All of the entries need to be written out again, exactly as they are.

→ **Dataset rows about figures**:
■ ■ ■ ■ ■

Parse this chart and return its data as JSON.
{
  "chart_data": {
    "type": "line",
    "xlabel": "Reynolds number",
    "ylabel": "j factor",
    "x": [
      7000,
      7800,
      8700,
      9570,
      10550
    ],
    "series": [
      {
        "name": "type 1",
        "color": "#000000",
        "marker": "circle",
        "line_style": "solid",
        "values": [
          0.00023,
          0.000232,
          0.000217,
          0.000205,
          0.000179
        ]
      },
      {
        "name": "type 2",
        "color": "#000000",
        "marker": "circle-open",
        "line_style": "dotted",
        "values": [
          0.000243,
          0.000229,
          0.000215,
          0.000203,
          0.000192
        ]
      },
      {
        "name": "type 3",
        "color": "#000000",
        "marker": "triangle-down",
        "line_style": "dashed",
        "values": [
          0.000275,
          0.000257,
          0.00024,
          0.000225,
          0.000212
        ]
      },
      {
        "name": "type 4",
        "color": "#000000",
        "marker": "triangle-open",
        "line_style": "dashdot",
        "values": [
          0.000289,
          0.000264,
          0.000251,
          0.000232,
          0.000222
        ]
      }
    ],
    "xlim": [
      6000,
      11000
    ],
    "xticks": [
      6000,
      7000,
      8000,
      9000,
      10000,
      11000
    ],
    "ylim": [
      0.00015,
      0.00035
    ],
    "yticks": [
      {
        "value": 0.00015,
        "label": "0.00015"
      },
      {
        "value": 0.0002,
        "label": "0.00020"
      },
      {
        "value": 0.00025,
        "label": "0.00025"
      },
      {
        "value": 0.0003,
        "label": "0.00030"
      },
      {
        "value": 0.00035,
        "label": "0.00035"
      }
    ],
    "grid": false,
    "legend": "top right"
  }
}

■ ■ ■ ■ ■

→ **Correct result**:
Parse this chart and return its data as JSON.
{
  "chart_data": {
    "type": "line",
    "xlabel": "Reynolds number",
    "ylabel": "j factor",
    "x": [
      7000,
      7800,
      8700,
      9570,
      10550
    ],
    "series": [
      {
        "name": "type 1",
        "color": "#000000",
        "marker": "circle",
        "line_style": "solid",
        "values": [
          0.00023,
          0.000232,
          0.000217,
          0.000205,
          0.000179
        ]
      },
      {
        "name": "type 2",
        "color": "#000000",
        "marker": "circle-open",
        "line_style": "dotted",
        "values": [
          0.000243,
          0.000229,
          0.000215,
          0.000203,
          0.000192
        ]
      },
      {
        "name": "type 3",
        "color": "#000000",
        "marker": "triangle-down",
        "line_style": "dashed",
        "values": [
          0.000275,
          0.000257,
          0.00024,
          0.000225,
          0.000212
        ]
      },
      {
        "name": "type 4",
        "color": "#000000",
        "marker": "triangle-open",
        "line_style": "dashdot",
        "values": [
          0.000289,
          0.000264,
          0.000251,
          0.000232,
          0.000222
        ]
      }
    ],
    "xlim": [
      6000,
      11000
    ],
    "xticks": [
      6000,
      7000,
      8000,
      9000,
      10000,
      11000
    ],
    "ylim": [
      0.00015,
      0.00035
    ],
    "yticks": [
      {
        "value": 0.00015,
        "label": "0.00015"
      },
      {
        "value": 0.0002,
        "label": "0.00020"
      },
      {
        "value": 0.00025,
        "label": "0.00025"
      },
      {
        "value": 0.0003,
        "label": "0.00030"
      },
      {
        "value": 0.00035,
        "label": "0.00035"
      }
    ],
    "grid": false,
    "legend": "top right"
  }
}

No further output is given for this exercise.